[Start of Input rows]
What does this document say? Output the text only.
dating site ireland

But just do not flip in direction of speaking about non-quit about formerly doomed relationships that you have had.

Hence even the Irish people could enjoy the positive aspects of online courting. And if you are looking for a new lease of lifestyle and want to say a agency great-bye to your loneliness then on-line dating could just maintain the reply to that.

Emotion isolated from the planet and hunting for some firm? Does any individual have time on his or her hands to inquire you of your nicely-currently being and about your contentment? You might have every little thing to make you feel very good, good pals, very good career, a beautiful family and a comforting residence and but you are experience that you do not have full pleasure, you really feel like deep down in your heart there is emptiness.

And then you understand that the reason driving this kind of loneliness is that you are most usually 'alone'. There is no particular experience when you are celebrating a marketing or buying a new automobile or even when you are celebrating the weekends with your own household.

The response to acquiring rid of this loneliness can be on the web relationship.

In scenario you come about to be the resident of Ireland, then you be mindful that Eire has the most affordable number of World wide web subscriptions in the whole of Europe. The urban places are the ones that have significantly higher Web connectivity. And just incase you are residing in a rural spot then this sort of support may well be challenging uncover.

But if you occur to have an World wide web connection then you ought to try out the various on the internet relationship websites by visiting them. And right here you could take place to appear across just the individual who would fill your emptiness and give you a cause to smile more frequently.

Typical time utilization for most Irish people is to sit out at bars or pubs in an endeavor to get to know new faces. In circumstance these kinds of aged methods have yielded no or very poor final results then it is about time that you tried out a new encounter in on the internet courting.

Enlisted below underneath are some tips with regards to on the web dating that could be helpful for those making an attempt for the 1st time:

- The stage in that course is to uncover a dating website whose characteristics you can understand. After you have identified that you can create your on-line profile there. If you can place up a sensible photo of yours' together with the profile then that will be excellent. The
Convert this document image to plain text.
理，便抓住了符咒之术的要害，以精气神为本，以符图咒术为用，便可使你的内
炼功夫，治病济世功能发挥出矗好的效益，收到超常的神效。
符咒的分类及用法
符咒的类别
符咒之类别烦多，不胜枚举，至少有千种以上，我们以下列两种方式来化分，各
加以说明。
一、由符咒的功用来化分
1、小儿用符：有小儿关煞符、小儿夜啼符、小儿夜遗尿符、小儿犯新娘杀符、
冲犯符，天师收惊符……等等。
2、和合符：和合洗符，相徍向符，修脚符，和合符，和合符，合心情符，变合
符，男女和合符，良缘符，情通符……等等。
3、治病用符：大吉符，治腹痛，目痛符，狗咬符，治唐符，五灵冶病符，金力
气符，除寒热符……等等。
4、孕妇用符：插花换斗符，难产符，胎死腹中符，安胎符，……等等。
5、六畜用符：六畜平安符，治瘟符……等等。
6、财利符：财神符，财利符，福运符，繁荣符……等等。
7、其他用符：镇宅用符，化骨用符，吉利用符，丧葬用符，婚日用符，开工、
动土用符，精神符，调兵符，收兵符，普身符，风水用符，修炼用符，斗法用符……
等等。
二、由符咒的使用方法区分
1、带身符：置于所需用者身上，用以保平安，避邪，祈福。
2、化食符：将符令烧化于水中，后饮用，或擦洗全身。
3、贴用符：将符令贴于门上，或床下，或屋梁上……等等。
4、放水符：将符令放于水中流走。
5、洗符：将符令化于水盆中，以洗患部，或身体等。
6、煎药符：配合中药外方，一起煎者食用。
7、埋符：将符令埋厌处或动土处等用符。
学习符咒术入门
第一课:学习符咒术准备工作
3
[End of Input rows]
Exercise goal:
Take every line from the data above that holds "some" and copy it out.

Answer to the exercise:
Emotion isolated from the planet and hunting for some firm? Does any individual have time on his or her hands to inquire you of your nicely-currently being and about your contentment? You might have every little thing to make you feel very good, good pals, very good career, a beautiful family and a comforting residence and but you are experience that you do not have full pleasure, you really feel like deep down in your heart there is emptiness.
Enlisted below underneath are some tips with regards to on the web dating that could be helpful for those making an attempt for the 1st time:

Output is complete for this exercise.